ASSIGNMENT: For every record beneath this instruction, give an exact repetition, omitting images.

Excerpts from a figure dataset
....

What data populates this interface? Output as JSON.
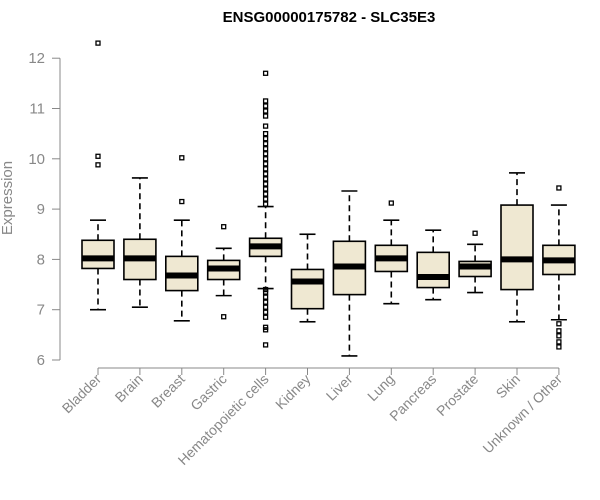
{
  "chart_data": {
    "type": "boxplot",
    "title": "ENSG00000175782 - SLC35E3",
    "xlabel": "",
    "ylabel": "Expression",
    "ylim": [
      6,
      12.3
    ],
    "yticks": [
      6,
      7,
      8,
      9,
      10,
      11,
      12
    ],
    "colors": {
      "box_fill": "#efe8d2",
      "stroke": "#000000",
      "axis": "#888888"
    },
    "categories": [
      "Bladder",
      "Brain",
      "Breast",
      "Gastric",
      "Hematopoietic cells",
      "Kidney",
      "Liver",
      "Lung",
      "Pancreas",
      "Prostate",
      "Skin",
      "Unknown / Other"
    ],
    "boxes": [
      {
        "category": "Bladder",
        "whisker_low": 7.0,
        "q1": 7.82,
        "median": 8.02,
        "q3": 8.38,
        "whisker_high": 8.78,
        "outliers": [
          12.3,
          10.05,
          9.88
        ]
      },
      {
        "category": "Brain",
        "whisker_low": 7.05,
        "q1": 7.6,
        "median": 8.02,
        "q3": 8.4,
        "whisker_high": 9.62,
        "outliers": []
      },
      {
        "category": "Breast",
        "whisker_low": 6.78,
        "q1": 7.38,
        "median": 7.68,
        "q3": 8.06,
        "whisker_high": 8.78,
        "outliers": [
          10.02,
          9.15
        ]
      },
      {
        "category": "Gastric",
        "whisker_low": 7.28,
        "q1": 7.6,
        "median": 7.82,
        "q3": 7.98,
        "whisker_high": 8.22,
        "outliers": [
          8.65,
          6.86
        ]
      },
      {
        "category": "Hematopoietic cells",
        "whisker_low": 7.42,
        "q1": 8.06,
        "median": 8.26,
        "q3": 8.42,
        "whisker_high": 9.05,
        "outliers": [
          11.7,
          11.15,
          11.05,
          10.95,
          10.85,
          10.65,
          10.5,
          10.4,
          10.3,
          10.2,
          10.1,
          10.0,
          9.9,
          9.8,
          9.7,
          9.6,
          9.5,
          9.4,
          9.3,
          9.2,
          9.1,
          7.4,
          7.35,
          7.25,
          7.15,
          7.05,
          6.95,
          6.85,
          6.65,
          6.6,
          6.3
        ]
      },
      {
        "category": "Kidney",
        "whisker_low": 6.76,
        "q1": 7.02,
        "median": 7.56,
        "q3": 7.8,
        "whisker_high": 8.5,
        "outliers": []
      },
      {
        "category": "Liver",
        "whisker_low": 6.08,
        "q1": 7.3,
        "median": 7.86,
        "q3": 8.36,
        "whisker_high": 9.36,
        "outliers": []
      },
      {
        "category": "Lung",
        "whisker_low": 7.12,
        "q1": 7.76,
        "median": 8.02,
        "q3": 8.28,
        "whisker_high": 8.78,
        "outliers": [
          9.12
        ]
      },
      {
        "category": "Pancreas",
        "whisker_low": 7.2,
        "q1": 7.44,
        "median": 7.65,
        "q3": 8.14,
        "whisker_high": 8.58,
        "outliers": []
      },
      {
        "category": "Prostate",
        "whisker_low": 7.34,
        "q1": 7.66,
        "median": 7.86,
        "q3": 7.96,
        "whisker_high": 8.3,
        "outliers": [
          8.52
        ]
      },
      {
        "category": "Skin",
        "whisker_low": 6.76,
        "q1": 7.4,
        "median": 8.0,
        "q3": 9.08,
        "whisker_high": 9.72,
        "outliers": []
      },
      {
        "category": "Unknown / Other",
        "whisker_low": 6.8,
        "q1": 7.7,
        "median": 7.98,
        "q3": 8.28,
        "whisker_high": 9.08,
        "outliers": [
          9.42,
          6.72,
          6.58,
          6.48,
          6.36,
          6.26
        ]
      }
    ]
  }
}
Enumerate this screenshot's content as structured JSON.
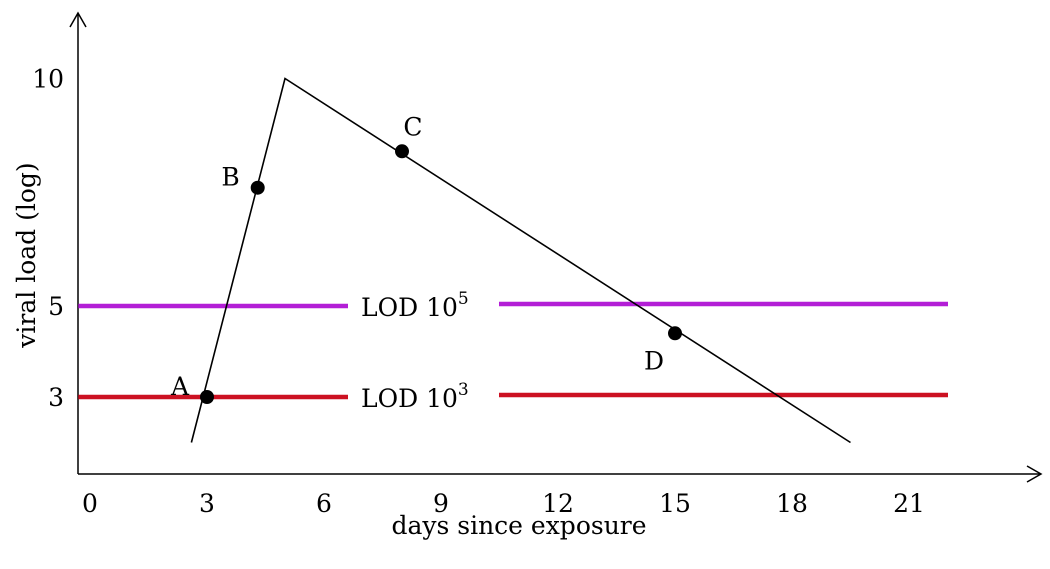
{
  "chart_data": {
    "type": "line",
    "title": "",
    "xlabel": "days since exposure",
    "ylabel": "viral load (log)",
    "x_ticks": [
      "0",
      "3",
      "6",
      "9",
      "12",
      "15",
      "18",
      "21"
    ],
    "y_ticks": [
      "3",
      "5",
      "10"
    ],
    "grid": false,
    "series": [
      {
        "color": "#000000",
        "points": [
          [
            2.6,
            2.0
          ],
          [
            5.0,
            10.0
          ],
          [
            19.5,
            2.0
          ]
        ]
      }
    ],
    "points": [
      {
        "label": "A",
        "x": 3.0,
        "y": 3.0,
        "label_side": "left"
      },
      {
        "label": "B",
        "x": 4.3,
        "y": 7.6,
        "label_side": "left"
      },
      {
        "label": "C",
        "x": 8.0,
        "y": 8.4,
        "label_side": "above"
      },
      {
        "label": "D",
        "x": 15.0,
        "y": 4.4,
        "label_side": "below-left"
      }
    ],
    "reference_lines": [
      {
        "label_base": "LOD 10",
        "label_exp": "5",
        "y": 5,
        "x_start": -0.3,
        "x_end": 22.0,
        "color": "#b31ed6"
      },
      {
        "label_base": "LOD 10",
        "label_exp": "3",
        "y": 3,
        "x_start": -0.3,
        "x_end": 22.0,
        "color": "#cc1122"
      }
    ]
  }
}
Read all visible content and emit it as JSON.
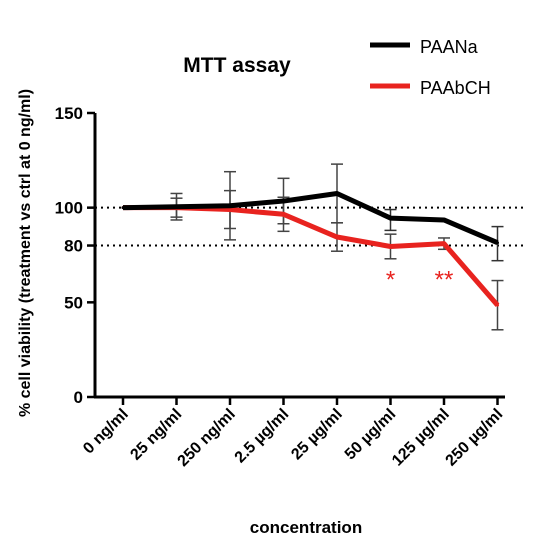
{
  "chart_data": {
    "type": "line",
    "title": "MTT assay",
    "xlabel": "concentration",
    "ylabel": "% cell viability (treatment vs ctrl at 0 ng/ml)",
    "categories": [
      "0 ng/ml",
      "25 ng/ml",
      "250 ng/ml",
      "2.5 µg/ml",
      "25 µg/ml",
      "50 µg/ml",
      "125 µg/ml",
      "250 µg/ml"
    ],
    "ylim": [
      0,
      150
    ],
    "yticks": [
      0,
      50,
      80,
      100,
      150
    ],
    "reference_lines": [
      100,
      80
    ],
    "legend_position": "top-right",
    "series": [
      {
        "name": "PAANa",
        "color": "#000000",
        "values": [
          100,
          100.5,
          101,
          103.5,
          107.5,
          94.5,
          93.5,
          81.5
        ],
        "errors": [
          0,
          7,
          18,
          12,
          15.5,
          0,
          0,
          0
        ]
      },
      {
        "name": "PAAbCH",
        "color": "#e8231f",
        "values": [
          100,
          100,
          99,
          96.5,
          84.5,
          79.5,
          81,
          48.5
        ],
        "errors": [
          0,
          5,
          10,
          9,
          0,
          6.5,
          3,
          13
        ]
      }
    ],
    "error_bars_extra": [
      {
        "series_index": 0,
        "category_index": 5,
        "low": 88,
        "high": 99
      },
      {
        "series_index": 0,
        "category_index": 6,
        "low": 93.5,
        "high": 93.5
      },
      {
        "series_index": 0,
        "category_index": 7,
        "low": 72,
        "high": 90
      },
      {
        "series_index": 1,
        "category_index": 4,
        "low": 77,
        "high": 92
      }
    ],
    "annotations": [
      {
        "category_index": 5,
        "text": "*",
        "y": 63
      },
      {
        "category_index": 6,
        "text": "**",
        "y": 63
      }
    ]
  }
}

....

RESPONSE FOR THIS EXERCISE:
What data populates this interface? Output as JSON.
{
  "chart_data": {
    "type": "boxplot",
    "title": "ENSG00000175782 - SLC35E3",
    "xlabel": "",
    "ylabel": "Expression",
    "ylim": [
      6,
      12.3
    ],
    "yticks": [
      6,
      7,
      8,
      9,
      10,
      11,
      12
    ],
    "colors": {
      "box_fill": "#efe8d2",
      "stroke": "#000000",
      "axis": "#888888"
    },
    "categories": [
      "Bladder",
      "Brain",
      "Breast",
      "Gastric",
      "Hematopoietic cells",
      "Kidney",
      "Liver",
      "Lung",
      "Pancreas",
      "Prostate",
      "Skin",
      "Unknown / Other"
    ],
    "boxes": [
      {
        "category": "Bladder",
        "whisker_low": 7.0,
        "q1": 7.82,
        "median": 8.02,
        "q3": 8.38,
        "whisker_high": 8.78,
        "outliers": [
          12.3,
          10.05,
          9.88
        ]
      },
      {
        "category": "Brain",
        "whisker_low": 7.05,
        "q1": 7.6,
        "median": 8.02,
        "q3": 8.4,
        "whisker_high": 9.62,
        "outliers": []
      },
      {
        "category": "Breast",
        "whisker_low": 6.78,
        "q1": 7.38,
        "median": 7.68,
        "q3": 8.06,
        "whisker_high": 8.78,
        "outliers": [
          10.02,
          9.15
        ]
      },
      {
        "category": "Gastric",
        "whisker_low": 7.28,
        "q1": 7.6,
        "median": 7.82,
        "q3": 7.98,
        "whisker_high": 8.22,
        "outliers": [
          8.65,
          6.86
        ]
      },
      {
        "category": "Hematopoietic cells",
        "whisker_low": 7.42,
        "q1": 8.06,
        "median": 8.26,
        "q3": 8.42,
        "whisker_high": 9.05,
        "outliers": [
          11.7,
          11.15,
          11.05,
          10.95,
          10.85,
          10.65,
          10.5,
          10.4,
          10.3,
          10.2,
          10.1,
          10.0,
          9.9,
          9.8,
          9.7,
          9.6,
          9.5,
          9.4,
          9.3,
          9.2,
          9.1,
          7.4,
          7.35,
          7.25,
          7.15,
          7.05,
          6.95,
          6.85,
          6.65,
          6.6,
          6.3
        ]
      },
      {
        "category": "Kidney",
        "whisker_low": 6.76,
        "q1": 7.02,
        "median": 7.56,
        "q3": 7.8,
        "whisker_high": 8.5,
        "outliers": []
      },
      {
        "category": "Liver",
        "whisker_low": 6.08,
        "q1": 7.3,
        "median": 7.86,
        "q3": 8.36,
        "whisker_high": 9.36,
        "outliers": []
      },
      {
        "category": "Lung",
        "whisker_low": 7.12,
        "q1": 7.76,
        "median": 8.02,
        "q3": 8.28,
        "whisker_high": 8.78,
        "outliers": [
          9.12
        ]
      },
      {
        "category": "Pancreas",
        "whisker_low": 7.2,
        "q1": 7.44,
        "median": 7.65,
        "q3": 8.14,
        "whisker_high": 8.58,
        "outliers": []
      },
      {
        "category": "Prostate",
        "whisker_low": 7.34,
        "q1": 7.66,
        "median": 7.86,
        "q3": 7.96,
        "whisker_high": 8.3,
        "outliers": [
          8.52
        ]
      },
      {
        "category": "Skin",
        "whisker_low": 6.76,
        "q1": 7.4,
        "median": 8.0,
        "q3": 9.08,
        "whisker_high": 9.72,
        "outliers": []
      },
      {
        "category": "Unknown / Other",
        "whisker_low": 6.8,
        "q1": 7.7,
        "median": 7.98,
        "q3": 8.28,
        "whisker_high": 9.08,
        "outliers": [
          9.42,
          6.72,
          6.58,
          6.48,
          6.36,
          6.26
        ]
      }
    ]
  }
}
Enumerate this screenshot's content as structured JSON.
{
  "chart_data": {
    "type": "line",
    "title": "",
    "xlabel": "days since exposure",
    "ylabel": "viral load (log)",
    "x_ticks": [
      "0",
      "3",
      "6",
      "9",
      "12",
      "15",
      "18",
      "21"
    ],
    "y_ticks": [
      "3",
      "5",
      "10"
    ],
    "grid": false,
    "series": [
      {
        "color": "#000000",
        "points": [
          [
            2.6,
            2.0
          ],
          [
            5.0,
            10.0
          ],
          [
            19.5,
            2.0
          ]
        ]
      }
    ],
    "points": [
      {
        "label": "A",
        "x": 3.0,
        "y": 3.0,
        "label_side": "left"
      },
      {
        "label": "B",
        "x": 4.3,
        "y": 7.6,
        "label_side": "left"
      },
      {
        "label": "C",
        "x": 8.0,
        "y": 8.4,
        "label_side": "above"
      },
      {
        "label": "D",
        "x": 15.0,
        "y": 4.4,
        "label_side": "below-left"
      }
    ],
    "reference_lines": [
      {
        "label_base": "LOD 10",
        "label_exp": "5",
        "y": 5,
        "x_start": -0.3,
        "x_end": 22.0,
        "color": "#b31ed6"
      },
      {
        "label_base": "LOD 10",
        "label_exp": "3",
        "y": 3,
        "x_start": -0.3,
        "x_end": 22.0,
        "color": "#cc1122"
      }
    ]
  }
}
Read all visible content and emit it as JSON.
{
  "chart_data": {
    "type": "line",
    "title": "MTT assay",
    "xlabel": "concentration",
    "ylabel": "% cell viability (treatment vs ctrl at 0 ng/ml)",
    "categories": [
      "0 ng/ml",
      "25 ng/ml",
      "250 ng/ml",
      "2.5 µg/ml",
      "25 µg/ml",
      "50 µg/ml",
      "125 µg/ml",
      "250 µg/ml"
    ],
    "ylim": [
      0,
      150
    ],
    "yticks": [
      0,
      50,
      80,
      100,
      150
    ],
    "reference_lines": [
      100,
      80
    ],
    "legend_position": "top-right",
    "series": [
      {
        "name": "PAANa",
        "color": "#000000",
        "values": [
          100,
          100.5,
          101,
          103.5,
          107.5,
          94.5,
          93.5,
          81.5
        ],
        "errors": [
          0,
          7,
          18,
          12,
          15.5,
          0,
          0,
          0
        ]
      },
      {
        "name": "PAAbCH",
        "color": "#e8231f",
        "values": [
          100,
          100,
          99,
          96.5,
          84.5,
          79.5,
          81,
          48.5
        ],
        "errors": [
          0,
          5,
          10,
          9,
          0,
          6.5,
          3,
          13
        ]
      }
    ],
    "error_bars_extra": [
      {
        "series_index": 0,
        "category_index": 5,
        "low": 88,
        "high": 99
      },
      {
        "series_index": 0,
        "category_index": 6,
        "low": 93.5,
        "high": 93.5
      },
      {
        "series_index": 0,
        "category_index": 7,
        "low": 72,
        "high": 90
      },
      {
        "series_index": 1,
        "category_index": 4,
        "low": 77,
        "high": 92
      }
    ],
    "annotations": [
      {
        "category_index": 5,
        "text": "*",
        "y": 63
      },
      {
        "category_index": 6,
        "text": "**",
        "y": 63
      }
    ]
  }
}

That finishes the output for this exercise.